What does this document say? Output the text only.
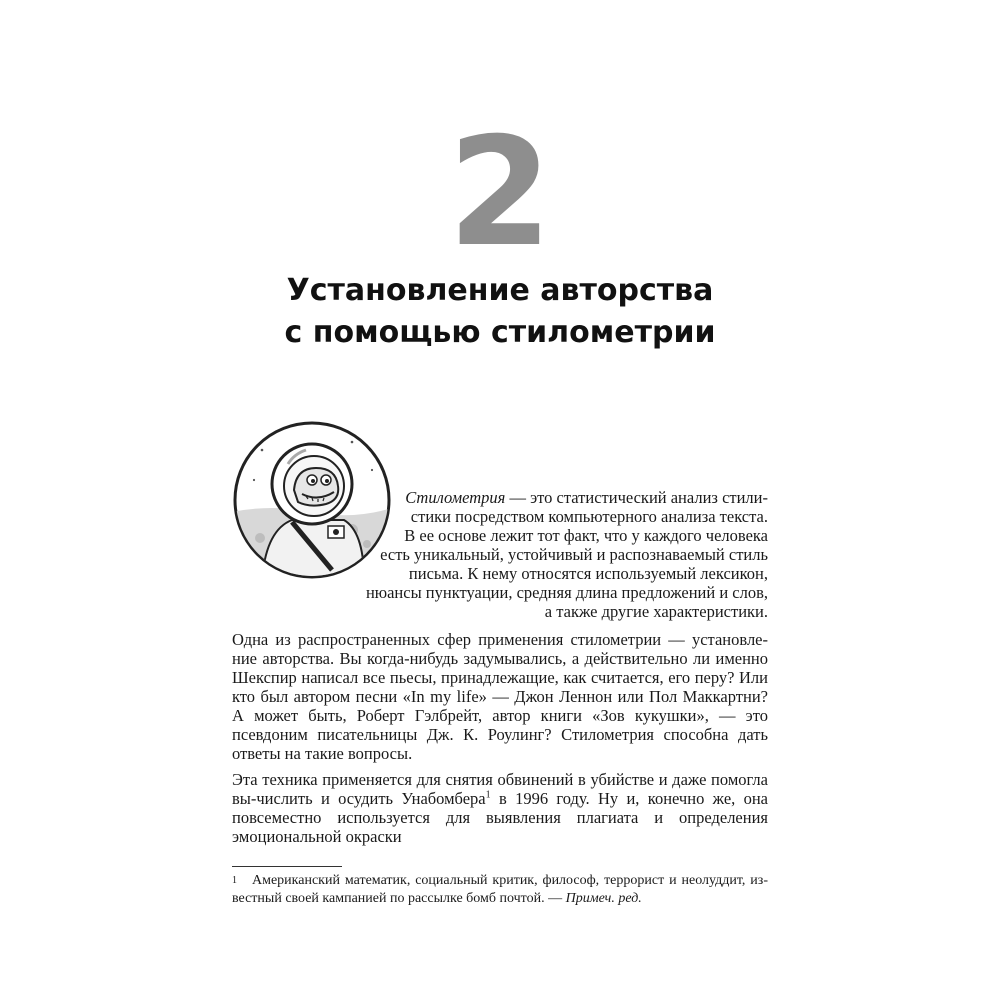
2
Установление авторства
с помощью стилометрии
Стилометрия — это статистический анализ стили-
стики посредством компьютерного анализа текста.
В ее основе лежит тот факт, что у каждого человека
есть уникальный, устойчивый и распознаваемый стиль
письма. К нему относятся используемый лексикон,
нюансы пунктуации, средняя длина предложений и слов,
а также другие характеристики.
Одна из распространенных сфер применения стилометрии — установле-ние авторства. Вы когда-нибудь задумывались, а действительно ли именно Шекспир написал все пьесы, принадлежащие, как считается, его перу? Или кто был автором песни «In my life» — Джон Леннон или Пол Маккартни? А может быть, Роберт Гэлбрейт, автор книги «Зов кукушки», — это псевдоним писательницы Дж. К. Роулинг? Стилометрия способна дать ответы на такие вопросы.
Эта техника применяется для снятия обвинений в убийстве и даже помогла вы-числить и осудить Унабомбера$^1$ в 1996 году. Ну и, конечно же, она повсеместно используется для выявления плагиата и определения эмоциональной окраски
1 Американский математик, социальный критик, философ, террорист и неолуддит, из-вестный своей кампанией по рассылке бомб почтой. — Примеч. ред.
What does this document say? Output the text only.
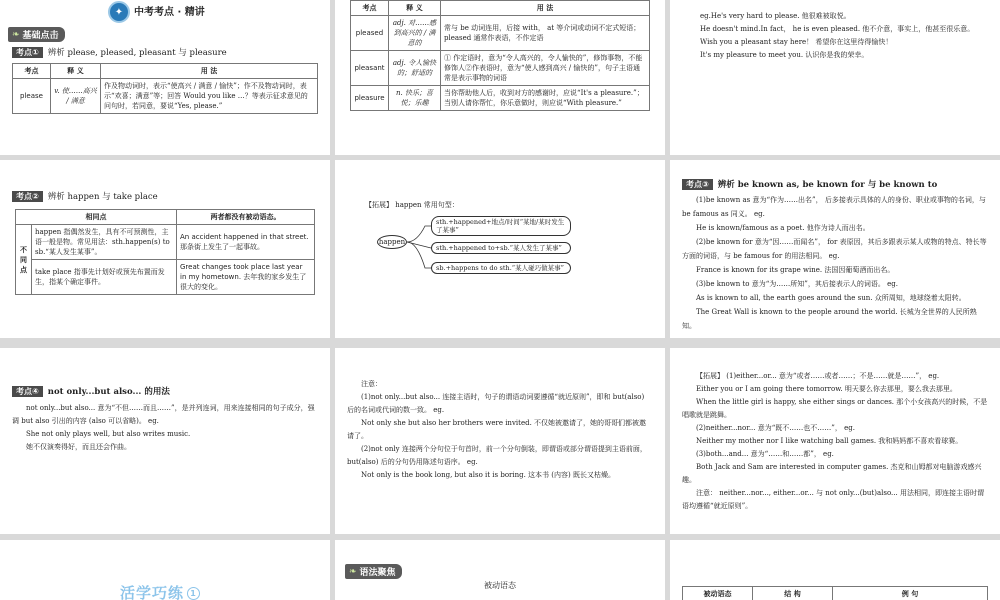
✦	中考考点 · 精讲
❧ 基础点击
考点①	辨析 please, pleased, pleasant 与 pleasure
考点	释 义	用 法
please	v. 使……高兴 / 满意	作及物动词时，表示“使高兴 / 满意 / 愉快”；作不及物动词时，表示“欢喜；满意”等；回答 Would you like …？等表示征求意见的问句时，若同意，要说“Yes, please.”
考点	释 义	用 法
pleased	adj. 对……感到高兴的 / 满意的	常与 be 动词连用，后接 with， at 等介词或动词不定式短语； pleased 通常作表语，不作定语
pleasant	adj. 令人愉快的；舒适的	① 作定语时，意为“令人高兴的，令人愉快的”，修饰事物，不能修饰人②作表语时，意为“使人感到高兴 / 愉快的”，句子主语通常是表示事物的词语
pleasure	n. 快乐；喜悦；乐趣	当你帮助他人后，收到对方的感谢时，应说“It's a pleasure.”；当别人请你帮忙，你乐意做时，则应说“With pleasure.”

eg.He's very hard to please. 他很难被取悦。

He doesn't mind.In fact， he is even pleased. 他不介意，事实上，他甚至很乐意。

Wish you a pleasant stay here！ 希望你在这里待得愉快！

It's my pleasure to meet you. 认识你是我的荣幸。

考点②	辨析 happen 与 take place
相同点		两者都没有被动语态。
不同点	happen 指偶然发生，具有不可预测性，主语一般是物。常见用法：sth.happen(s) to sb.“某人发生某事”。	An accident happened in that street. 那条街上发生了一起事故。
	take place 指事先计划好或预先布置而发生，指某个确定事件。	Great changes took place last year in my hometown. 去年我的家乡发生了很大的变化。
【拓展】 happen 常用句型：
happen
sth.+happened+地点/时间“某地/某时发生了某事”
sth.+happened to+sb.“某人发生了某事”
sb.+happens to do sth.“某人碰巧做某事”
考点③	辨析 be known as, be known for 与 be known to

(1)be known as 意为“作为……出名”， 后多接表示具体的人的身份、职业或事物的名词，与 be famous as 同义。 eg.

He is known/famous as a poet. 他作为诗人而出名。

(2)be known for 意为“因……而闻名”， for 表原因，其后多跟表示某人或物的特点、特长等方面的词语，与 be famous for 的用法相同。 eg.

France is known for its grape wine. 法国因葡萄酒而出名。

(3)be known to 意为“为……所知”，其后接表示人的词语。 eg.

As is known to all, the earth goes around the sun. 众所周知，地球绕着太阳转。

The Great Wall is known to the people around the world. 长城为全世界的人民所熟知。

考点④	not only...but also... 的用法

not only...but also... 意为“不但……而且……”，是并列连词，用来连接相同的句子成分，强调 but also 引出的内容 (also 可以省略)。 eg.

She not only plays well, but also writes music.

她不仅演奏得好，而且还会作曲。

注意：

(1)not only...but also... 连接主语时，句子的谓语动词要遵循“就近原则”，即和 but(also) 后的名词或代词的数一致。 eg.

Not only she but also her brothers were invited. 不仅她被邀请了，她的哥哥们都被邀请了。

(2)not only 连接两个分句位于句首时，前一个分句倒装，即谓语或部分谓语提到主语前面， but(also) 后的分句仍用陈述句语序。 eg.

Not only is the book long, but also it is boring. 这本书 (内容) 既长又枯燥。

【拓展】 (1)either...or... 意为“或者……或者……；不是……就是……”， eg.

Either you or I am going there tomorrow. 明天要么你去那里，要么我去那里。

When the little girl is happy, she either sings or dances. 那个小女孩高兴的时候，不是唱歌就是跳舞。

(2)neither...nor... 意为“既不……也不……”， eg.

Neither my mother nor I like watching ball games. 我和妈妈都不喜欢看球赛。

(3)both...and... 意为“……和……都”， eg.

Both Jack and Sam are interested in computer games. 杰克和山姆都对电脑游戏感兴趣。

注意： neither...nor..., either...or... 与 not only...(but)also... 用法相同，即连接主语时谓语均遵循“就近原则”。

活学巧练 1
❧ 语法聚焦
被动语态
被动语态	结 构	例 句
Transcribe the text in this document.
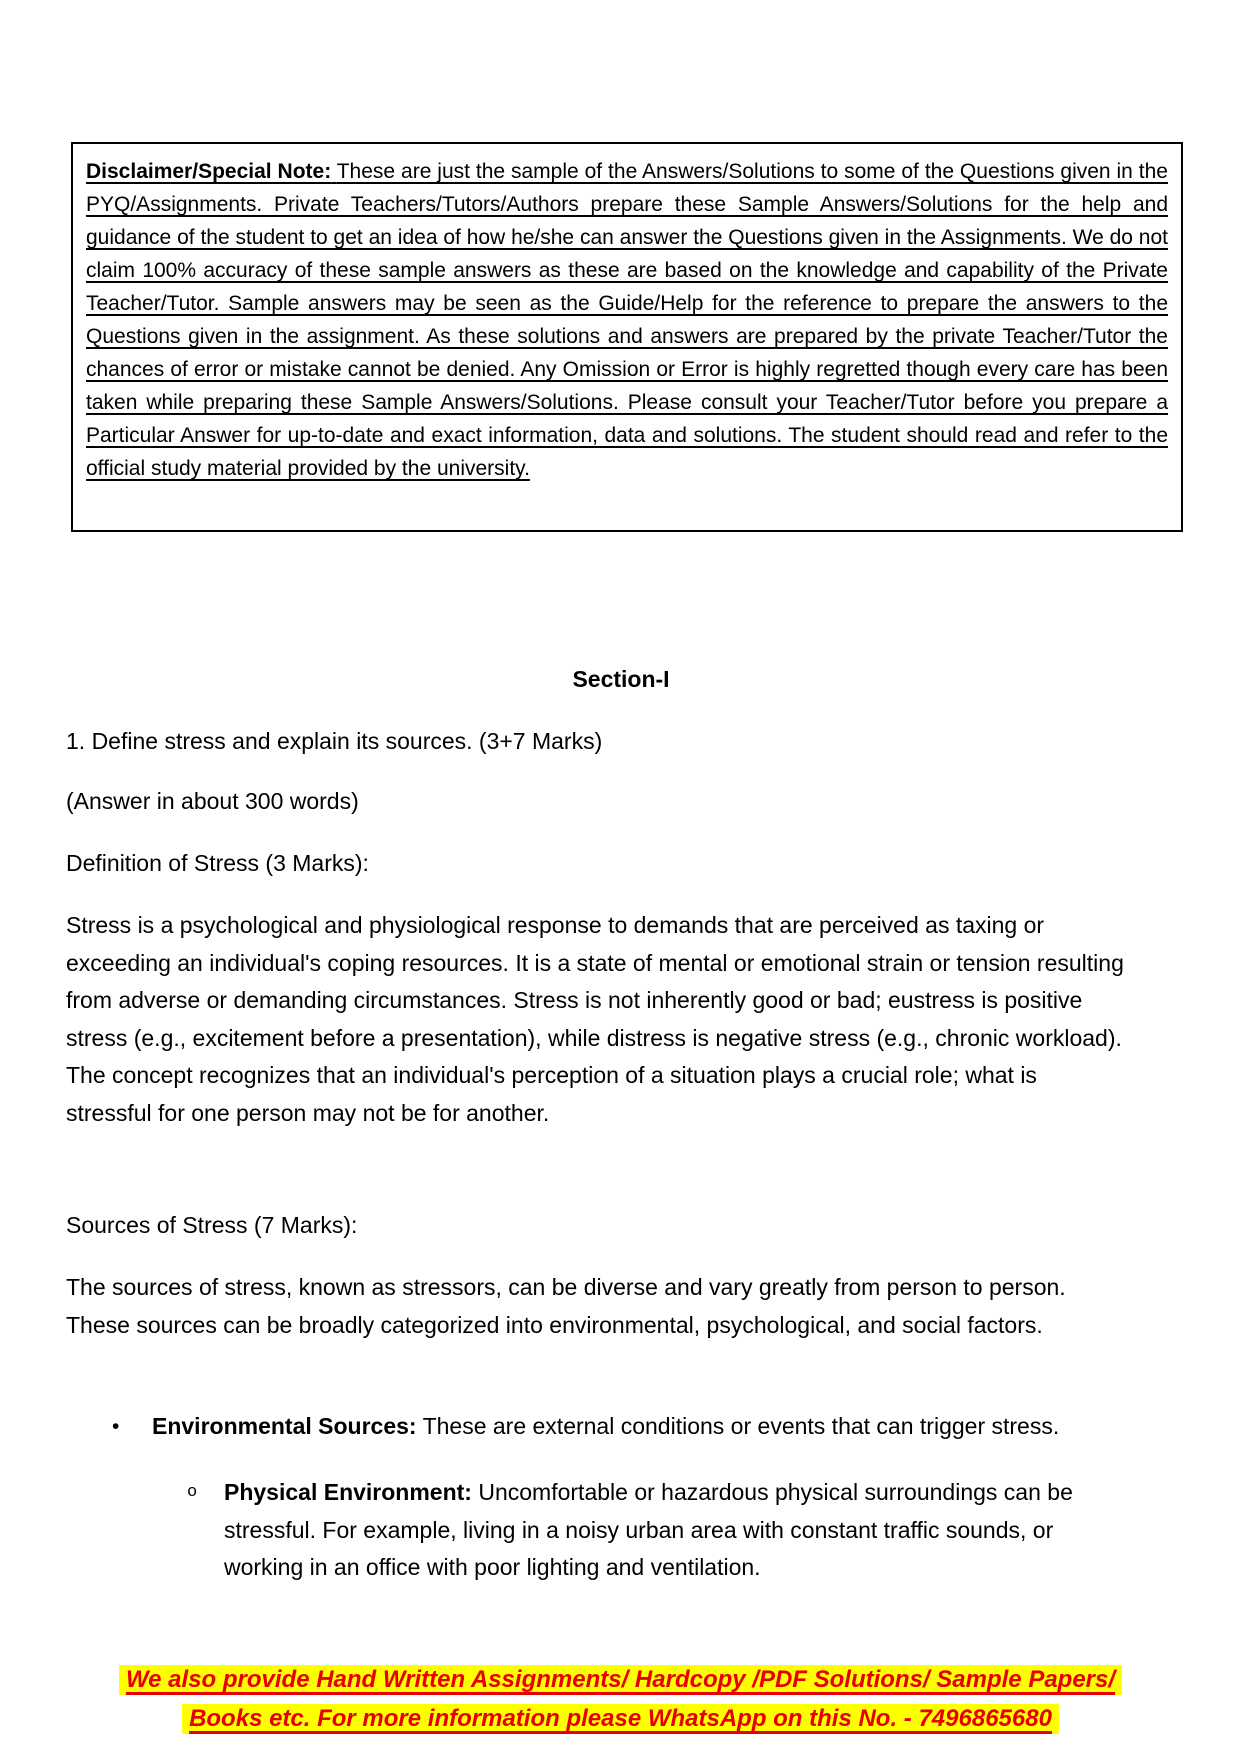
Disclaimer/Special Note: These are just the sample of the Answers/Solutions to some of the Questions given in the PYQ/Assignments. Private Teachers/Tutors/Authors prepare these Sample Answers/Solutions for the help and guidance of the student to get an idea of how he/she can answer the Questions given in the Assignments. We do not claim 100% accuracy of these sample answers as these are based on the knowledge and capability of the Private Teacher/Tutor. Sample answers may be seen as the Guide/Help for the reference to prepare the answers to the Questions given in the assignment. As these solutions and answers are prepared by the private Teacher/Tutor the chances of error or mistake cannot be denied. Any Omission or Error is highly regretted though every care has been taken while preparing these Sample Answers/Solutions. Please consult your Teacher/Tutor before you prepare a Particular Answer for up-to-date and exact information, data and solutions. The student should read and refer to the official study material provided by the university.

Section-I
1. Define stress and explain its sources. (3+7 Marks)
(Answer in about 300 words)
Definition of Stress (3 Marks):
Stress is a psychological and physiological response to demands that are perceived as taxing or exceeding an individual's coping resources. It is a state of mental or emotional strain or tension resulting from adverse or demanding circumstances. Stress is not inherently good or bad; eustress is positive stress (e.g., excitement before a presentation), while distress is negative stress (e.g., chronic workload). The concept recognizes that an individual's perception of a situation plays a crucial role; what is stressful for one person may not be for another.
Sources of Stress (7 Marks):
The sources of stress, known as stressors, can be diverse and vary greatly from person to person. These sources can be broadly categorized into environmental, psychological, and social factors.
•	Environmental Sources: These are external conditions or events that can trigger stress.
o	Physical Environment: Uncomfortable or hazardous physical surroundings can be stressful. For example, living in a noisy urban area with constant traffic sounds, or working in an office with poor lighting and ventilation.
We also provide Hand Written Assignments/ Hardcopy /PDF Solutions/ Sample Papers/
Books etc. For more information please WhatsApp on this No. - 7496865680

▬▬▬▬▬▬▬▬▬▬

== Exercise directions ==
Reproduce the material in full, word for word, and omit the pictures.

== Final result ==
What does this document say? Output the text only.
2
Установление авторства
с помощью стилометрии
Стилометрия — это статистический анализ стили-
стики посредством компьютерного анализа текста.
В ее основе лежит тот факт, что у каждого человека
есть уникальный, устойчивый и распознаваемый стиль
письма. К нему относятся используемый лексикон,
нюансы пунктуации, средняя длина предложений и слов,
а также другие характеристики.
Одна из распространенных сфер применения стилометрии — установле-ние авторства. Вы когда-нибудь задумывались, а действительно ли именно Шекспир написал все пьесы, принадлежащие, как считается, его перу? Или кто был автором песни «In my life» — Джон Леннон или Пол Маккартни? А может быть, Роберт Гэлбрейт, автор книги «Зов кукушки», — это псевдоним писательницы Дж. К. Роулинг? Стилометрия способна дать ответы на такие вопросы.
Эта техника применяется для снятия обвинений в убийстве и даже помогла вы-числить и осудить Унабомбера$^1$ в 1996 году. Ну и, конечно же, она повсеместно используется для выявления плагиата и определения эмоциональной окраски
1 Американский математик, социальный критик, философ, террорист и неолуддит, из-вестный своей кампанией по рассылке бомб почтой. — Примеч. ред.
What does this document say? Output the text only.
✦	中考考点 · 精讲
❧ 基础点击
考点①	辨析 please, pleased, pleasant 与 pleasure
考点	释 义	用 法
please	v. 使……高兴 / 满意	作及物动词时，表示“使高兴 / 满意 / 愉快”；作不及物动词时，表示“欢喜；满意”等；回答 Would you like …？等表示征求意见的问句时，若同意，要说“Yes, please.”
考点	释 义	用 法
pleased	adj. 对……感到高兴的 / 满意的	常与 be 动词连用，后接 with， at 等介词或动词不定式短语； pleased 通常作表语，不作定语
pleasant	adj. 令人愉快的；舒适的	① 作定语时，意为“令人高兴的，令人愉快的”，修饰事物，不能修饰人②作表语时，意为“使人感到高兴 / 愉快的”，句子主语通常是表示事物的词语
pleasure	n. 快乐；喜悦；乐趣	当你帮助他人后，收到对方的感谢时，应说“It's a pleasure.”；当别人请你帮忙，你乐意做时，则应说“With pleasure.”

eg.He's very hard to please. 他很难被取悦。

He doesn't mind.In fact， he is even pleased. 他不介意，事实上，他甚至很乐意。

Wish you a pleasant stay here！ 希望你在这里待得愉快！

It's my pleasure to meet you. 认识你是我的荣幸。

考点②	辨析 happen 与 take place
相同点		两者都没有被动语态。
不同点	happen 指偶然发生，具有不可预测性，主语一般是物。常见用法：sth.happen(s) to sb.“某人发生某事”。	An accident happened in that street. 那条街上发生了一起事故。
	take place 指事先计划好或预先布置而发生，指某个确定事件。	Great changes took place last year in my hometown. 去年我的家乡发生了很大的变化。
【拓展】 happen 常用句型：
happen
sth.+happened+地点/时间“某地/某时发生了某事”
sth.+happened to+sb.“某人发生了某事”
sb.+happens to do sth.“某人碰巧做某事”
考点③	辨析 be known as, be known for 与 be known to

(1)be known as 意为“作为……出名”， 后多接表示具体的人的身份、职业或事物的名词，与 be famous as 同义。 eg.

He is known/famous as a poet. 他作为诗人而出名。

(2)be known for 意为“因……而闻名”， for 表原因，其后多跟表示某人或物的特点、特长等方面的词语，与 be famous for 的用法相同。 eg.

France is known for its grape wine. 法国因葡萄酒而出名。

(3)be known to 意为“为……所知”，其后接表示人的词语。 eg.

As is known to all, the earth goes around the sun. 众所周知，地球绕着太阳转。

The Great Wall is known to the people around the world. 长城为全世界的人民所熟知。

考点④	not only...but also... 的用法

not only...but also... 意为“不但……而且……”，是并列连词，用来连接相同的句子成分，强调 but also 引出的内容 (also 可以省略)。 eg.

She not only plays well, but also writes music.

她不仅演奏得好，而且还会作曲。

注意：

(1)not only...but also... 连接主语时，句子的谓语动词要遵循“就近原则”，即和 but(also) 后的名词或代词的数一致。 eg.

Not only she but also her brothers were invited. 不仅她被邀请了，她的哥哥们都被邀请了。

(2)not only 连接两个分句位于句首时，前一个分句倒装，即谓语或部分谓语提到主语前面， but(also) 后的分句仍用陈述句语序。 eg.

Not only is the book long, but also it is boring. 这本书 (内容) 既长又枯燥。

【拓展】 (1)either...or... 意为“或者……或者……；不是……就是……”， eg.

Either you or I am going there tomorrow. 明天要么你去那里，要么我去那里。

When the little girl is happy, she either sings or dances. 那个小女孩高兴的时候，不是唱歌就是跳舞。

(2)neither...nor... 意为“既不……也不……”， eg.

Neither my mother nor I like watching ball games. 我和妈妈都不喜欢看球赛。

(3)both...and... 意为“……和……都”， eg.

Both Jack and Sam are interested in computer games. 杰克和山姆都对电脑游戏感兴趣。

注意： neither...nor..., either...or... 与 not only...(but)also... 用法相同，即连接主语时谓语均遵循“就近原则”。

活学巧练 1
❧ 语法聚焦
被动语态
被动语态	结 构	例 句
Transcribe the text in this document.
Disclaimer/Special Note: These are just the sample of the Answers/Solutions to some of the Questions given in the PYQ/Assignments. Private Teachers/Tutors/Authors prepare these Sample Answers/Solutions for the help and guidance of the student to get an idea of how he/she can answer the Questions given in the Assignments. We do not claim 100% accuracy of these sample answers as these are based on the knowledge and capability of the Private Teacher/Tutor. Sample answers may be seen as the Guide/Help for the reference to prepare the answers to the Questions given in the assignment. As these solutions and answers are prepared by the private Teacher/Tutor the chances of error or mistake cannot be denied. Any Omission or Error is highly regretted though every care has been taken while preparing these Sample Answers/Solutions. Please consult your Teacher/Tutor before you prepare a Particular Answer for up-to-date and exact information, data and solutions. The student should read and refer to the official study material provided by the university.

Section-I
1. Define stress and explain its sources. (3+7 Marks)
(Answer in about 300 words)
Definition of Stress (3 Marks):
Stress is a psychological and physiological response to demands that are perceived as taxing or exceeding an individual's coping resources. It is a state of mental or emotional strain or tension resulting from adverse or demanding circumstances. Stress is not inherently good or bad; eustress is positive stress (e.g., excitement before a presentation), while distress is negative stress (e.g., chronic workload). The concept recognizes that an individual's perception of a situation plays a crucial role; what is stressful for one person may not be for another.
Sources of Stress (7 Marks):
The sources of stress, known as stressors, can be diverse and vary greatly from person to person. These sources can be broadly categorized into environmental, psychological, and social factors.
•	Environmental Sources: These are external conditions or events that can trigger stress.
o	Physical Environment: Uncomfortable or hazardous physical surroundings can be stressful. For example, living in a noisy urban area with constant traffic sounds, or working in an office with poor lighting and ventilation.
We also provide Hand Written Assignments/ Hardcopy /PDF Solutions/ Sample Papers/
Books etc. For more information please WhatsApp on this No. - 7496865680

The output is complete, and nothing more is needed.